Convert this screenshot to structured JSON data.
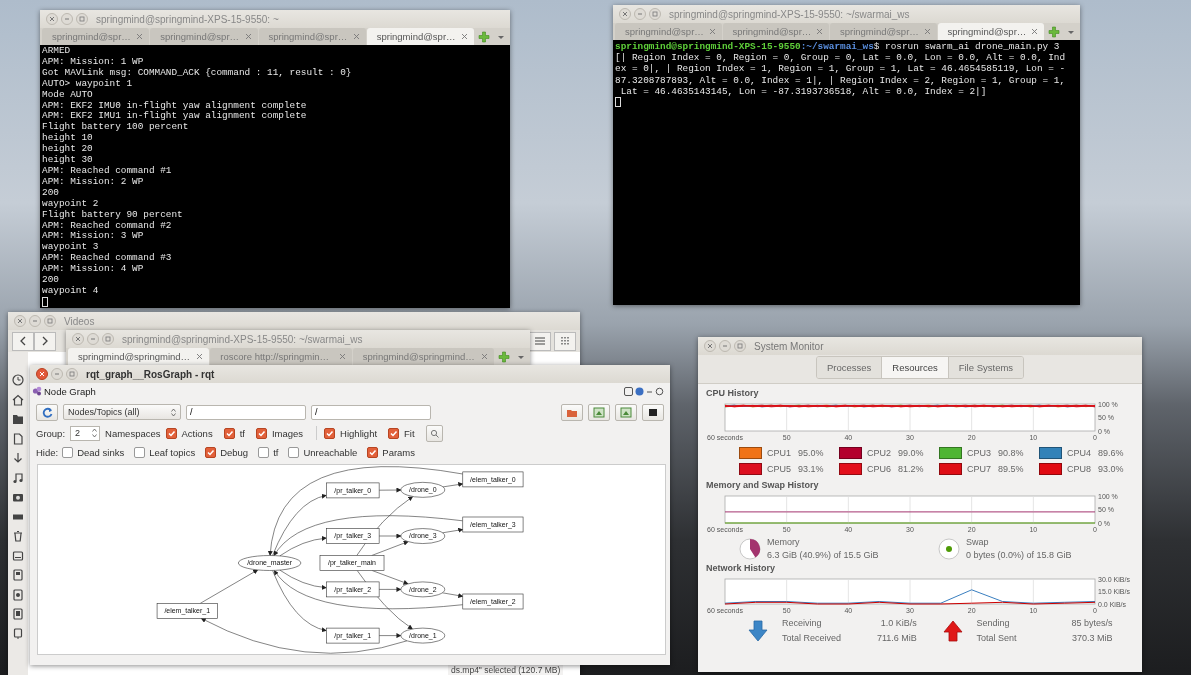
{
  "terminal_home": {
    "title": "springmind@springmind-XPS-15-9550: ~",
    "tabs": [
      {
        "label": "springmind@spr…",
        "selected": false
      },
      {
        "label": "springmind@spr…",
        "selected": false
      },
      {
        "label": "springmind@spr…",
        "selected": false
      },
      {
        "label": "springmind@spr…",
        "selected": true
      }
    ],
    "lines": [
      "ARMED",
      "APM: Mission: 1 WP",
      "Got MAVLink msg: COMMAND_ACK {command : 11, result : 0}",
      "AUTO> waypoint 1",
      "Mode AUTO",
      "APM: EKF2 IMU0 in-flight yaw alignment complete",
      "APM: EKF2 IMU1 in-flight yaw alignment complete",
      "Flight battery 100 percent",
      "height 10",
      "height 20",
      "height 30",
      "APM: Reached command #1",
      "APM: Mission: 2 WP",
      "200",
      "waypoint 2",
      "Flight battery 90 percent",
      "APM: Reached command #2",
      "APM: Mission: 3 WP",
      "waypoint 3",
      "APM: Reached command #3",
      "APM: Mission: 4 WP",
      "200",
      "waypoint 4"
    ]
  },
  "terminal_swarm": {
    "title": "springmind@springmind-XPS-15-9550: ~/swarmai_ws",
    "tabs": [
      {
        "label": "springmind@spr…",
        "selected": false
      },
      {
        "label": "springmind@spr…",
        "selected": false
      },
      {
        "label": "springmind@spr…",
        "selected": false
      },
      {
        "label": "springmind@spr…",
        "selected": true
      }
    ],
    "prompt_user": "springmind@springmind-XPS-15-9550",
    "prompt_path": ":~/swarmai_ws",
    "command": "$ rosrun swarm_ai drone_main.py 3",
    "lines": [
      "[| Region Index = 0, Region = 0, Group = 0, Lat = 0.0, Lon = 0.0, Alt = 0.0, Ind",
      "ex = 0|, | Region Index = 1, Region = 1, Group = 1, Lat = 46.4654585119, Lon = -",
      "87.3208787893, Alt = 0.0, Index = 1|, | Region Index = 2, Region = 1, Group = 1,",
      " Lat = 46.4635143145, Lon = -87.3193736518, Alt = 0.0, Index = 2|]"
    ]
  },
  "videos_window": {
    "title": "Videos",
    "status": "ds.mp4\" selected (120.7 MB)"
  },
  "terminal_roscore": {
    "title": "springmind@springmind-XPS-15-9550: ~/swarmai_ws",
    "tabs": [
      {
        "label": "springmind@springmind…",
        "selected": true
      },
      {
        "label": "roscore http://springmin…",
        "selected": false
      },
      {
        "label": "springmind@springmind…",
        "selected": false
      }
    ]
  },
  "rqt": {
    "title": "rqt_graph__RosGraph - rqt",
    "plugin_title": "Node Graph",
    "filter_mode": "Nodes/Topics (all)",
    "node_filter": "/",
    "topic_filter": "/",
    "group_label": "Group:",
    "group_value": "2",
    "namespaces_label": "Namespaces",
    "show_options": [
      {
        "label": "Actions",
        "checked": true
      },
      {
        "label": "tf",
        "checked": true
      },
      {
        "label": "Images",
        "checked": true
      }
    ],
    "view_options": [
      {
        "label": "Highlight",
        "checked": true
      },
      {
        "label": "Fit",
        "checked": true
      }
    ],
    "hide_label": "Hide:",
    "hide_options": [
      {
        "label": "Dead sinks",
        "checked": false
      },
      {
        "label": "Leaf topics",
        "checked": false
      },
      {
        "label": "Debug",
        "checked": true
      },
      {
        "label": "tf",
        "checked": false
      },
      {
        "label": "Unreachable",
        "checked": false
      },
      {
        "label": "Params",
        "checked": true
      }
    ],
    "nodes": [
      {
        "label": "/elem_talker_0",
        "kind": "topic"
      },
      {
        "label": "/pr_talker_0",
        "kind": "topic"
      },
      {
        "label": "/drone_0",
        "kind": "node"
      },
      {
        "label": "/elem_talker_3",
        "kind": "topic"
      },
      {
        "label": "/pr_talker_3",
        "kind": "topic"
      },
      {
        "label": "/drone_3",
        "kind": "node"
      },
      {
        "label": "/drone_master",
        "kind": "node"
      },
      {
        "label": "/pr_talker_main",
        "kind": "topic"
      },
      {
        "label": "/pr_talker_2",
        "kind": "topic"
      },
      {
        "label": "/drone_2",
        "kind": "node"
      },
      {
        "label": "/elem_talker_2",
        "kind": "topic"
      },
      {
        "label": "/elem_talker_1",
        "kind": "topic"
      },
      {
        "label": "/pr_talker_1",
        "kind": "topic"
      },
      {
        "label": "/drone_1",
        "kind": "node"
      }
    ]
  },
  "system_monitor": {
    "title": "System Monitor",
    "tabs": [
      {
        "label": "Processes",
        "selected": false
      },
      {
        "label": "Resources",
        "selected": true
      },
      {
        "label": "File Systems",
        "selected": false
      }
    ],
    "cpu_history": {
      "heading": "CPU History",
      "x_labels": [
        "60 seconds",
        "50",
        "40",
        "30",
        "20",
        "10",
        "0"
      ],
      "y_labels": [
        "100 %",
        "50 %",
        "0 %"
      ],
      "legend": [
        {
          "label": "CPU1",
          "reading": "95.0%",
          "color": "#f07318"
        },
        {
          "label": "CPU2",
          "reading": "99.0%",
          "color": "#b3002e"
        },
        {
          "label": "CPU3",
          "reading": "90.8%",
          "color": "#4fb533"
        },
        {
          "label": "CPU4",
          "reading": "89.6%",
          "color": "#3282b8"
        },
        {
          "label": "CPU5",
          "reading": "93.1%",
          "color": "#dd1020"
        },
        {
          "label": "CPU6",
          "reading": "81.2%",
          "color": "#e3101c"
        },
        {
          "label": "CPU7",
          "reading": "89.5%",
          "color": "#df0e16"
        },
        {
          "label": "CPU8",
          "reading": "93.0%",
          "color": "#e10a12"
        }
      ]
    },
    "memory_history": {
      "heading": "Memory and Swap History",
      "chart_data": {
        "type": "line",
        "grid": true,
        "x": [
          60,
          50,
          40,
          30,
          20,
          10,
          0
        ],
        "xlim": [
          60,
          0
        ],
        "ylim": [
          0,
          100
        ],
        "xticks": [
          {
            "value": 60,
            "label": "60 seconds"
          },
          50,
          40,
          30,
          20,
          10,
          0
        ],
        "yticks": [
          {
            "value": 100,
            "label": "100 %"
          },
          {
            "value": 50,
            "label": "50 %"
          },
          {
            "value": 0,
            "label": "0 %"
          }
        ],
        "series": [
          {
            "name": "Memory",
            "color": "#a3346e",
            "values": [
              41,
              41,
              41,
              41,
              41,
              41,
              41
            ]
          },
          {
            "name": "Swap",
            "color": "#4e9a06",
            "values": [
              0,
              0,
              0,
              0,
              0,
              0,
              0
            ]
          }
        ]
      },
      "legend": [
        {
          "reading": "6.3 GiB (40.9%) of 15.5 GiB",
          "level": 0.409
        },
        {
          "reading": "0 bytes (0.0%) of 15.8 GiB"
        }
      ]
    },
    "network_history": {
      "heading": "Network History",
      "chart_data": {
        "type": "line",
        "grid": true,
        "x": [
          60,
          55,
          50,
          45,
          40,
          35,
          30,
          25,
          20,
          15,
          10,
          5,
          0
        ],
        "xlim": [
          60,
          0
        ],
        "ylim": [
          0,
          30
        ],
        "xticks": [
          {
            "value": 60,
            "label": "60 seconds"
          },
          50,
          40,
          30,
          20,
          10,
          0
        ],
        "yticks": [
          {
            "value": 30,
            "label": "30.0 KiB/s"
          },
          {
            "value": 15,
            "label": "15.0 KiB/s"
          },
          {
            "value": 0,
            "label": "0.0 KiB/s"
          }
        ],
        "series": [
          {
            "name": "Receiving",
            "color": "#3a7fc0",
            "values": [
              1,
              3,
              3,
              1,
              1,
              3,
              1,
              1,
              17,
              3,
              1,
              2,
              3
            ]
          },
          {
            "name": "Sending",
            "color": "#cc0000",
            "values": [
              0,
              2,
              2,
              0,
              0,
              2,
              0,
              0,
              1,
              2,
              0,
              1,
              2
            ]
          }
        ]
      },
      "legend": [
        {
          "kind": "receive",
          "rate": "1.0 KiB/s",
          "total_label": "Total Received",
          "total": "711.6 MiB"
        },
        {
          "kind": "send",
          "rate": "85 bytes/s",
          "total_label": "Total Sent",
          "total": "370.3 MiB"
        }
      ]
    }
  }
}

+ + + + +

* _Instructions for the task_
From the listing above, pick out every line containing "Region".

* _Solution to this task_
      "[| Region Index = 0, Region = 0, Group = 0, Lat = 0.0, Lon = 0.0, Alt = 0.0, Ind",
      "ex = 0|, | Region Index = 1, Region = 1, Group = 1, Lat = 46.4654585119, Lon = -",
      "87.3208787893, Alt = 0.0, Index = 1|, | Region Index = 2, Region = 1, Group = 1,",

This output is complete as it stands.